==== GIVEN ENTRIES

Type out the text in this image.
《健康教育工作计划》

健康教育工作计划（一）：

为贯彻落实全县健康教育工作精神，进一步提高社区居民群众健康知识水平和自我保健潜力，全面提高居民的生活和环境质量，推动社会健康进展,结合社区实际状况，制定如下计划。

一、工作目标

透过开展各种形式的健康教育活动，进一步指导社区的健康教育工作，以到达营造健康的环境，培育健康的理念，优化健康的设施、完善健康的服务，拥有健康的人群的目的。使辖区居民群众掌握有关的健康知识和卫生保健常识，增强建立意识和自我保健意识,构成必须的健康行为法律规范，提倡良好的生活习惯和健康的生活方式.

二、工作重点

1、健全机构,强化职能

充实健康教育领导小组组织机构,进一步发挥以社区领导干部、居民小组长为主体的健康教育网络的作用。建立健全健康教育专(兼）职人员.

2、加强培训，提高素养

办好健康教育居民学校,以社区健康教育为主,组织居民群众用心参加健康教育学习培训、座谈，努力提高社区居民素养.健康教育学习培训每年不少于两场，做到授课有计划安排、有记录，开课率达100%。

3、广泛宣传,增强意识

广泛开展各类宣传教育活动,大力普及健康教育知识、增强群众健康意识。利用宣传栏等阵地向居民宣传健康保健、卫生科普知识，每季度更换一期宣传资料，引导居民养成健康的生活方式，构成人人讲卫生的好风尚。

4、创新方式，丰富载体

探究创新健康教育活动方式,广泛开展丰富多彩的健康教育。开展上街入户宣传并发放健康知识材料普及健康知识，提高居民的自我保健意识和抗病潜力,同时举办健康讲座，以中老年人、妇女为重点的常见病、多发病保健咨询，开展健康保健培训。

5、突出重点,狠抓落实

========

Make a verbatim copy of every entry shown above.

Type out the text in this image.
《健康教育工作计划》

健康教育工作计划（一）：

为贯彻落实全县健康教育工作精神，进一步提高社区居民群众健康知识水平和自我保健潜力，全面提高居民的生活和环境质量，推动社会健康进展,结合社区实际状况，制定如下计划。

一、工作目标

透过开展各种形式的健康教育活动，进一步指导社区的健康教育工作，以到达营造健康的环境，培育健康的理念，优化健康的设施、完善健康的服务，拥有健康的人群的目的。使辖区居民群众掌握有关的健康知识和卫生保健常识，增强建立意识和自我保健意识,构成必须的健康行为法律规范，提倡良好的生活习惯和健康的生活方式.

二、工作重点

1、健全机构,强化职能

充实健康教育领导小组组织机构,进一步发挥以社区领导干部、居民小组长为主体的健康教育网络的作用。建立健全健康教育专(兼）职人员.

2、加强培训，提高素养

办好健康教育居民学校,以社区健康教育为主,组织居民群众用心参加健康教育学习培训、座谈，努力提高社区居民素养.健康教育学习培训每年不少于两场，做到授课有计划安排、有记录，开课率达100%。

3、广泛宣传,增强意识

广泛开展各类宣传教育活动,大力普及健康教育知识、增强群众健康意识。利用宣传栏等阵地向居民宣传健康保健、卫生科普知识，每季度更换一期宣传资料，引导居民养成健康的生活方式，构成人人讲卫生的好风尚。

4、创新方式，丰富载体

探究创新健康教育活动方式,广泛开展丰富多彩的健康教育。开展上街入户宣传并发放健康知识材料普及健康知识，提高居民的自我保健意识和抗病潜力,同时举办健康讲座，以中老年人、妇女为重点的常见病、多发病保健咨询，开展健康保健培训。

5、突出重点,狠抓落实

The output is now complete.